--- PROVIDED RECORDS ---

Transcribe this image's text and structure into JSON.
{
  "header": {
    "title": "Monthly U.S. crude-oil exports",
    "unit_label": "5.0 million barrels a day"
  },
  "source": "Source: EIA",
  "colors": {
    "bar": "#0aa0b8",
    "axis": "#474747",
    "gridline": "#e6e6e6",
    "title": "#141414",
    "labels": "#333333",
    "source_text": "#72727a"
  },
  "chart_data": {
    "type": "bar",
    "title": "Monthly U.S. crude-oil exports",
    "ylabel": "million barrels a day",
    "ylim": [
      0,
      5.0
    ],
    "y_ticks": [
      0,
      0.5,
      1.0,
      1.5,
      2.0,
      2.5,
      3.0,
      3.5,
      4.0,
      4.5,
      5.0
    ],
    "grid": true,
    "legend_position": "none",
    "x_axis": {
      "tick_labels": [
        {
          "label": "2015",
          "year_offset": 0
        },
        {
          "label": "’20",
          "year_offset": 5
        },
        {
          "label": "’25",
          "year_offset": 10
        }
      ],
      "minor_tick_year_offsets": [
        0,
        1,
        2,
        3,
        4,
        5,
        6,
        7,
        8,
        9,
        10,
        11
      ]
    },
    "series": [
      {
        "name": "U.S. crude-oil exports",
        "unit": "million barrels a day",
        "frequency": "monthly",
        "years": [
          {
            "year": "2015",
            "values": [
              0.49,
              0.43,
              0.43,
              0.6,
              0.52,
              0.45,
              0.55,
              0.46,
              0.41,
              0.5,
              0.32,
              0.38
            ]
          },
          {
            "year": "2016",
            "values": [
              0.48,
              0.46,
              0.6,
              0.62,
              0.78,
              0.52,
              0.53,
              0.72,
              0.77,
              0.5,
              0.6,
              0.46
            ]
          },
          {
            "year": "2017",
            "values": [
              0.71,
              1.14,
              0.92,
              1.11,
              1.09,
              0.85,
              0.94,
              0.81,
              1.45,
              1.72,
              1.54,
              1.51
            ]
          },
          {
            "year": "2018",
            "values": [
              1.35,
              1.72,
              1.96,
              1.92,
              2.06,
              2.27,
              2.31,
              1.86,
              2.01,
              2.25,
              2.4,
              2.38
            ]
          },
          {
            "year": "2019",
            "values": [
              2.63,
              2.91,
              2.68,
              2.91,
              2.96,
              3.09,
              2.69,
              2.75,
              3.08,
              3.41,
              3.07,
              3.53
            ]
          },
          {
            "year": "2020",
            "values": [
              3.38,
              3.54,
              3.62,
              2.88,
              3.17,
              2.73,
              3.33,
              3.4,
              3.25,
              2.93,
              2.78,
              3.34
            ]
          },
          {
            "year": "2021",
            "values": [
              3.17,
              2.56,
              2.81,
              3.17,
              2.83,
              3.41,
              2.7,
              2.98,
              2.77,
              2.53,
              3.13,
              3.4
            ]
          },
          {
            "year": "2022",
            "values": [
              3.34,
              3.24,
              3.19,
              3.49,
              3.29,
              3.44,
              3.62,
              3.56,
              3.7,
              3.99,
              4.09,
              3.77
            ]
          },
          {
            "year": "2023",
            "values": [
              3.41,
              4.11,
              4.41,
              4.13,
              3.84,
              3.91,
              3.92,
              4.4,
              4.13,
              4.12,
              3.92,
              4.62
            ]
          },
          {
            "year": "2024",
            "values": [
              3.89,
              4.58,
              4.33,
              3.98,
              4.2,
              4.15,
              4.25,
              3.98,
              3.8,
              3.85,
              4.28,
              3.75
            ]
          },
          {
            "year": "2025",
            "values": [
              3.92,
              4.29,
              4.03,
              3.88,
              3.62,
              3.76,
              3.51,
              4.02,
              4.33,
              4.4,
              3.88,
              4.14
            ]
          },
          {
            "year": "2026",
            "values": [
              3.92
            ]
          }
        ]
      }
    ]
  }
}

---

*YOUR TASK*:
All of the data above should be transcribed exactly.

*OUTPUT BELOW*:
Transcribe this image's text and structure into JSON.
{
  "header": {
    "title": "Monthly U.S. crude-oil exports",
    "unit_label": "5.0 million barrels a day"
  },
  "source": "Source: EIA",
  "colors": {
    "bar": "#0aa0b8",
    "axis": "#474747",
    "gridline": "#e6e6e6",
    "title": "#141414",
    "labels": "#333333",
    "source_text": "#72727a"
  },
  "chart_data": {
    "type": "bar",
    "title": "Monthly U.S. crude-oil exports",
    "ylabel": "million barrels a day",
    "ylim": [
      0,
      5.0
    ],
    "y_ticks": [
      0,
      0.5,
      1.0,
      1.5,
      2.0,
      2.5,
      3.0,
      3.5,
      4.0,
      4.5,
      5.0
    ],
    "grid": true,
    "legend_position": "none",
    "x_axis": {
      "tick_labels": [
        {
          "label": "2015",
          "year_offset": 0
        },
        {
          "label": "’20",
          "year_offset": 5
        },
        {
          "label": "’25",
          "year_offset": 10
        }
      ],
      "minor_tick_year_offsets": [
        0,
        1,
        2,
        3,
        4,
        5,
        6,
        7,
        8,
        9,
        10,
        11
      ]
    },
    "series": [
      {
        "name": "U.S. crude-oil exports",
        "unit": "million barrels a day",
        "frequency": "monthly",
        "years": [
          {
            "year": "2015",
            "values": [
              0.49,
              0.43,
              0.43,
              0.6,
              0.52,
              0.45,
              0.55,
              0.46,
              0.41,
              0.5,
              0.32,
              0.38
            ]
          },
          {
            "year": "2016",
            "values": [
              0.48,
              0.46,
              0.6,
              0.62,
              0.78,
              0.52,
              0.53,
              0.72,
              0.77,
              0.5,
              0.6,
              0.46
            ]
          },
          {
            "year": "2017",
            "values": [
              0.71,
              1.14,
              0.92,
              1.11,
              1.09,
              0.85,
              0.94,
              0.81,
              1.45,
              1.72,
              1.54,
              1.51
            ]
          },
          {
            "year": "2018",
            "values": [
              1.35,
              1.72,
              1.96,
              1.92,
              2.06,
              2.27,
              2.31,
              1.86,
              2.01,
              2.25,
              2.4,
              2.38
            ]
          },
          {
            "year": "2019",
            "values": [
              2.63,
              2.91,
              2.68,
              2.91,
              2.96,
              3.09,
              2.69,
              2.75,
              3.08,
              3.41,
              3.07,
              3.53
            ]
          },
          {
            "year": "2020",
            "values": [
              3.38,
              3.54,
              3.62,
              2.88,
              3.17,
              2.73,
              3.33,
              3.4,
              3.25,
              2.93,
              2.78,
              3.34
            ]
          },
          {
            "year": "2021",
            "values": [
              3.17,
              2.56,
              2.81,
              3.17,
              2.83,
              3.41,
              2.7,
              2.98,
              2.77,
              2.53,
              3.13,
              3.4
            ]
          },
          {
            "year": "2022",
            "values": [
              3.34,
              3.24,
              3.19,
              3.49,
              3.29,
              3.44,
              3.62,
              3.56,
              3.7,
              3.99,
              4.09,
              3.77
            ]
          },
          {
            "year": "2023",
            "values": [
              3.41,
              4.11,
              4.41,
              4.13,
              3.84,
              3.91,
              3.92,
              4.4,
              4.13,
              4.12,
              3.92,
              4.62
            ]
          },
          {
            "year": "2024",
            "values": [
              3.89,
              4.58,
              4.33,
              3.98,
              4.2,
              4.15,
              4.25,
              3.98,
              3.8,
              3.85,
              4.28,
              3.75
            ]
          },
          {
            "year": "2025",
            "values": [
              3.92,
              4.29,
              4.03,
              3.88,
              3.62,
              3.76,
              3.51,
              4.02,
              4.33,
              4.4,
              3.88,
              4.14
            ]
          },
          {
            "year": "2026",
            "values": [
              3.92
            ]
          }
        ]
      }
    ]
  }
}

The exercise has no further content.